Written task:
Drop the pictures from the entries below, then reproduce the rest exactly.

Figure content listings
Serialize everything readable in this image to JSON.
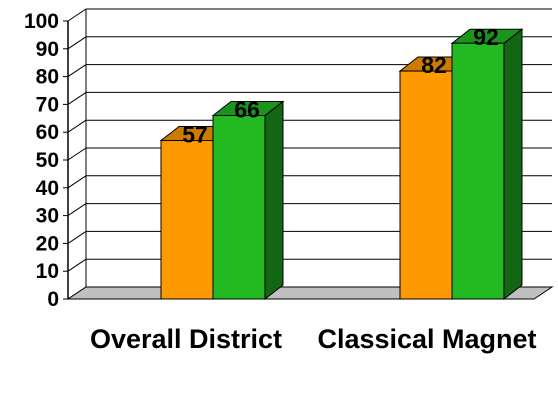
{
  "chart_data": {
    "type": "bar",
    "style": "3d-clustered-column",
    "categories": [
      "Overall District",
      "Classical Magnet"
    ],
    "series": [
      {
        "values": [
          57,
          82
        ],
        "color": "#ff9900"
      },
      {
        "values": [
          66,
          92
        ],
        "color": "#22b922"
      }
    ],
    "ylim": [
      0,
      100
    ],
    "yticks": [
      0,
      10,
      20,
      30,
      40,
      50,
      60,
      70,
      80,
      90,
      100
    ],
    "grid": true,
    "legend": "none",
    "title": "",
    "xlabel": "",
    "ylabel": ""
  }
}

Result of the exercise:
Serialize everything readable in this image to JSON.
{
  "chart_data": {
    "type": "bar",
    "style": "3d-clustered-column",
    "categories": [
      "Overall District",
      "Classical Magnet"
    ],
    "series": [
      {
        "values": [
          57,
          82
        ],
        "color": "#ff9900"
      },
      {
        "values": [
          66,
          92
        ],
        "color": "#22b922"
      }
    ],
    "ylim": [
      0,
      100
    ],
    "yticks": [
      0,
      10,
      20,
      30,
      40,
      50,
      60,
      70,
      80,
      90,
      100
    ],
    "grid": true,
    "legend": "none",
    "title": "",
    "xlabel": "",
    "ylabel": ""
  }
}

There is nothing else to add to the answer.